What the exercise asks
Images embedded in the records are excluded; print everything else exactly as given.

(Extracted data entries)
........

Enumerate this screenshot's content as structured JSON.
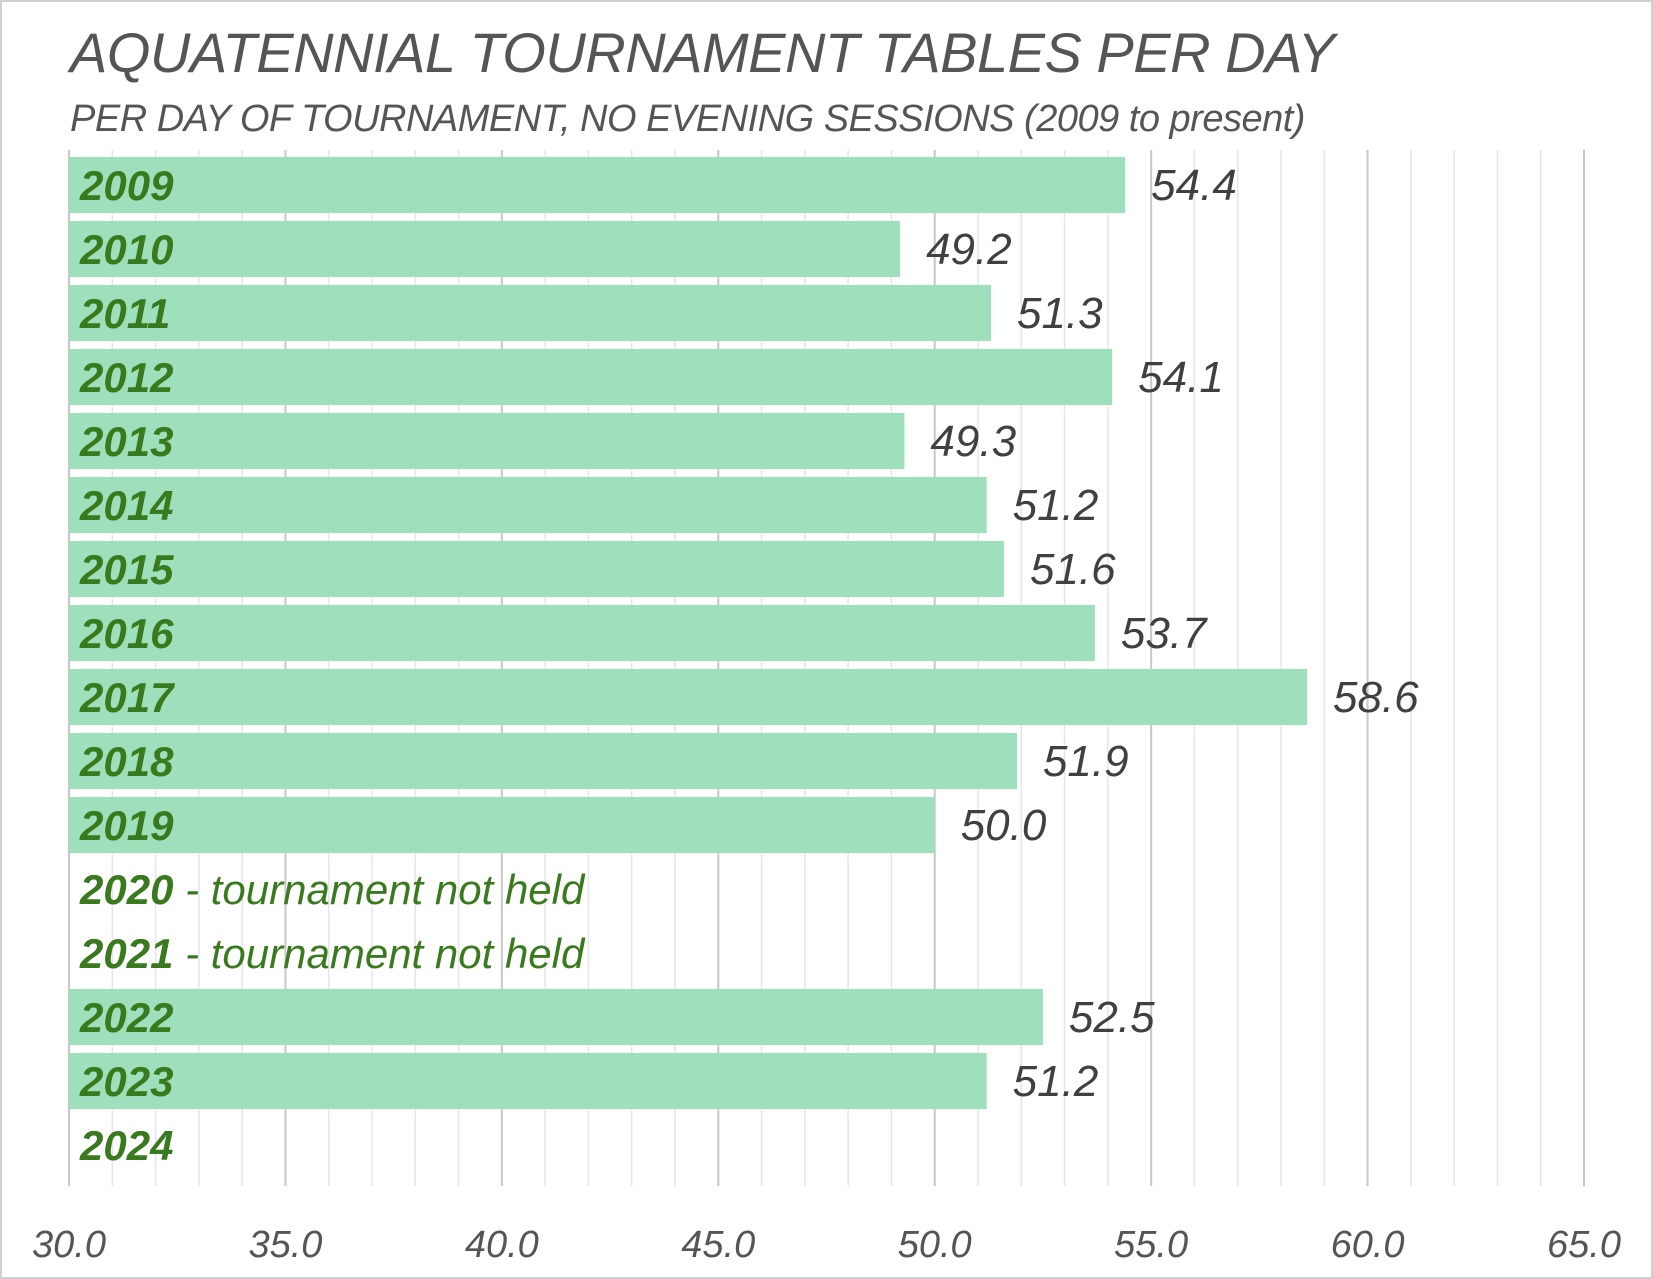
{
  "chart_data": {
    "type": "bar",
    "orientation": "horizontal",
    "title": "AQUATENNIAL TOURNAMENT TABLES PER DAY",
    "subtitle": "PER DAY OF TOURNAMENT, NO EVENING SESSIONS (2009 to present)",
    "xlabel": "",
    "ylabel": "",
    "xlim": [
      30,
      65
    ],
    "xticks": [
      "30.0",
      "35.0",
      "40.0",
      "45.0",
      "50.0",
      "55.0",
      "60.0",
      "65.0"
    ],
    "grid": true,
    "categories": [
      "2009",
      "2010",
      "2011",
      "2012",
      "2013",
      "2014",
      "2015",
      "2016",
      "2017",
      "2018",
      "2019",
      "2020",
      "2021",
      "2022",
      "2023",
      "2024"
    ],
    "values": [
      54.4,
      49.2,
      51.3,
      54.1,
      49.3,
      51.2,
      51.6,
      53.7,
      58.6,
      51.9,
      50.0,
      null,
      null,
      52.5,
      51.2,
      null
    ],
    "value_labels": [
      "54.4",
      "49.2",
      "51.3",
      "54.1",
      "49.3",
      "51.2",
      "51.6",
      "53.7",
      "58.6",
      "51.9",
      "50.0",
      "",
      "",
      "52.5",
      "51.2",
      ""
    ],
    "category_notes": [
      "",
      "",
      "",
      "",
      "",
      "",
      "",
      "",
      "",
      "",
      "",
      " - tournament not held",
      " - tournament not held",
      "",
      "",
      ""
    ],
    "colors": {
      "bar": "#9ee0bb",
      "category_label": "#3a7a1e",
      "value_label": "#404040",
      "grid_major": "#c8c8c8",
      "grid_minor": "#e6e6e6",
      "tick_label": "#555555"
    }
  }
}
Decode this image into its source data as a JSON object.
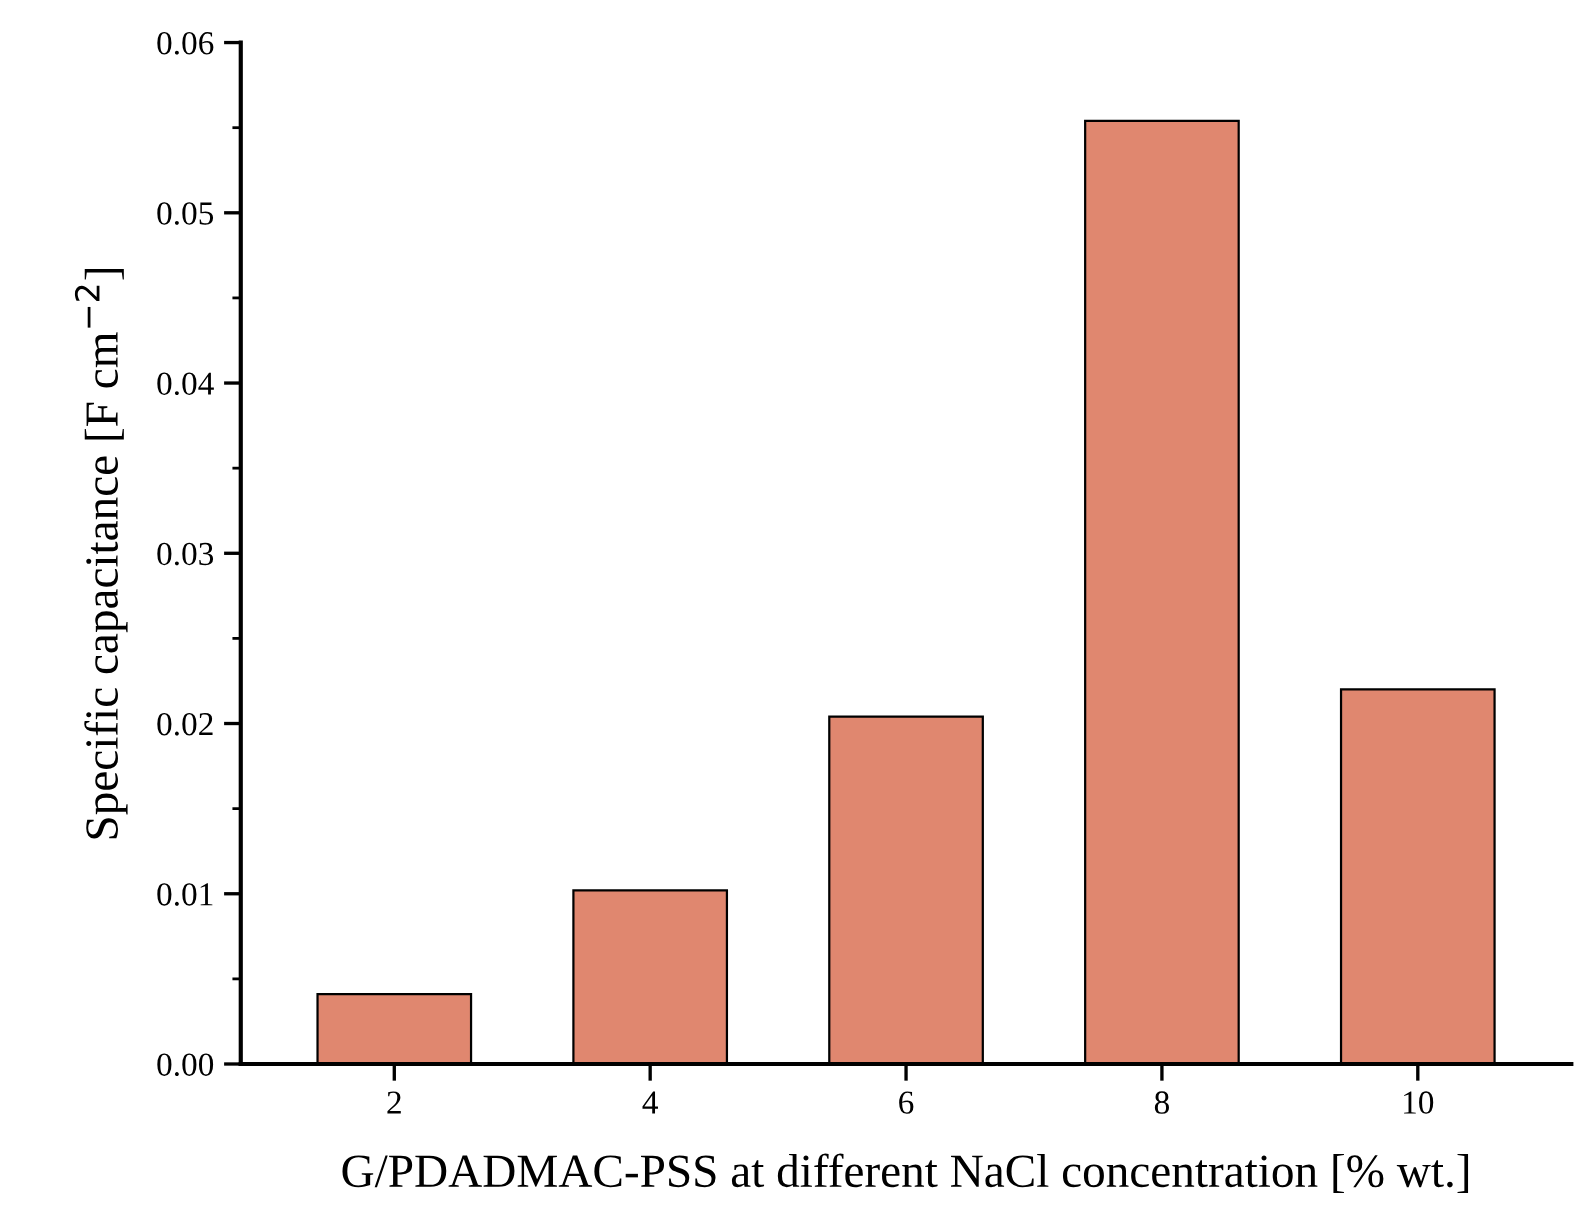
{
  "chart_data": {
    "type": "bar",
    "xlabel": "G/PDADMAC-PSS at different NaCl concentration [% wt.]",
    "ylabel": "Specific capacitance [F cm$^{−2}$]",
    "categories": [
      "2",
      "4",
      "6",
      "8",
      "10"
    ],
    "values": [
      0.0041,
      0.0102,
      0.0204,
      0.0554,
      0.022
    ],
    "color": "#e0876f",
    "ylim": [
      0,
      0.06
    ],
    "yticks": [
      {
        "value": 0,
        "label": "0.00"
      },
      {
        "value": 0.005,
        "label": null
      },
      {
        "value": 0.01,
        "label": "0.01"
      },
      {
        "value": 0.015,
        "label": null
      },
      {
        "value": 0.02,
        "label": "0.02"
      },
      {
        "value": 0.025,
        "label": null
      },
      {
        "value": 0.03,
        "label": "0.03"
      },
      {
        "value": 0.035,
        "label": null
      },
      {
        "value": 0.04,
        "label": "0.04"
      },
      {
        "value": 0.045,
        "label": null
      },
      {
        "value": 0.05,
        "label": "0.05"
      },
      {
        "value": 0.055,
        "label": null
      },
      {
        "value": 0.06,
        "label": "0.06"
      }
    ],
    "grid": false,
    "legend": false
  }
}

........

Solution to this problem
Enumerate this screenshot's content as structured JSON.
{
  "chart_data": {
    "type": "bar",
    "orientation": "horizontal",
    "title": "AQUATENNIAL TOURNAMENT TABLES PER DAY",
    "subtitle": "PER DAY OF TOURNAMENT, NO EVENING SESSIONS (2009 to present)",
    "xlabel": "",
    "ylabel": "",
    "xlim": [
      30,
      65
    ],
    "xticks": [
      "30.0",
      "35.0",
      "40.0",
      "45.0",
      "50.0",
      "55.0",
      "60.0",
      "65.0"
    ],
    "grid": true,
    "categories": [
      "2009",
      "2010",
      "2011",
      "2012",
      "2013",
      "2014",
      "2015",
      "2016",
      "2017",
      "2018",
      "2019",
      "2020",
      "2021",
      "2022",
      "2023",
      "2024"
    ],
    "values": [
      54.4,
      49.2,
      51.3,
      54.1,
      49.3,
      51.2,
      51.6,
      53.7,
      58.6,
      51.9,
      50.0,
      null,
      null,
      52.5,
      51.2,
      null
    ],
    "value_labels": [
      "54.4",
      "49.2",
      "51.3",
      "54.1",
      "49.3",
      "51.2",
      "51.6",
      "53.7",
      "58.6",
      "51.9",
      "50.0",
      "",
      "",
      "52.5",
      "51.2",
      ""
    ],
    "category_notes": [
      "",
      "",
      "",
      "",
      "",
      "",
      "",
      "",
      "",
      "",
      "",
      " - tournament not held",
      " - tournament not held",
      "",
      "",
      ""
    ],
    "colors": {
      "bar": "#9ee0bb",
      "category_label": "#3a7a1e",
      "value_label": "#404040",
      "grid_major": "#c8c8c8",
      "grid_minor": "#e6e6e6",
      "tick_label": "#555555"
    }
  }
}
Decode this image into its source data as a JSON object.
{
  "chart_data": {
    "type": "bar",
    "xlabel": "G/PDADMAC-PSS at different NaCl concentration [% wt.]",
    "ylabel": "Specific capacitance [F cm$^{−2}$]",
    "categories": [
      "2",
      "4",
      "6",
      "8",
      "10"
    ],
    "values": [
      0.0041,
      0.0102,
      0.0204,
      0.0554,
      0.022
    ],
    "color": "#e0876f",
    "ylim": [
      0,
      0.06
    ],
    "yticks": [
      {
        "value": 0,
        "label": "0.00"
      },
      {
        "value": 0.005,
        "label": null
      },
      {
        "value": 0.01,
        "label": "0.01"
      },
      {
        "value": 0.015,
        "label": null
      },
      {
        "value": 0.02,
        "label": "0.02"
      },
      {
        "value": 0.025,
        "label": null
      },
      {
        "value": 0.03,
        "label": "0.03"
      },
      {
        "value": 0.035,
        "label": null
      },
      {
        "value": 0.04,
        "label": "0.04"
      },
      {
        "value": 0.045,
        "label": null
      },
      {
        "value": 0.05,
        "label": "0.05"
      },
      {
        "value": 0.055,
        "label": null
      },
      {
        "value": 0.06,
        "label": "0.06"
      }
    ],
    "grid": false,
    "legend": false
  }
}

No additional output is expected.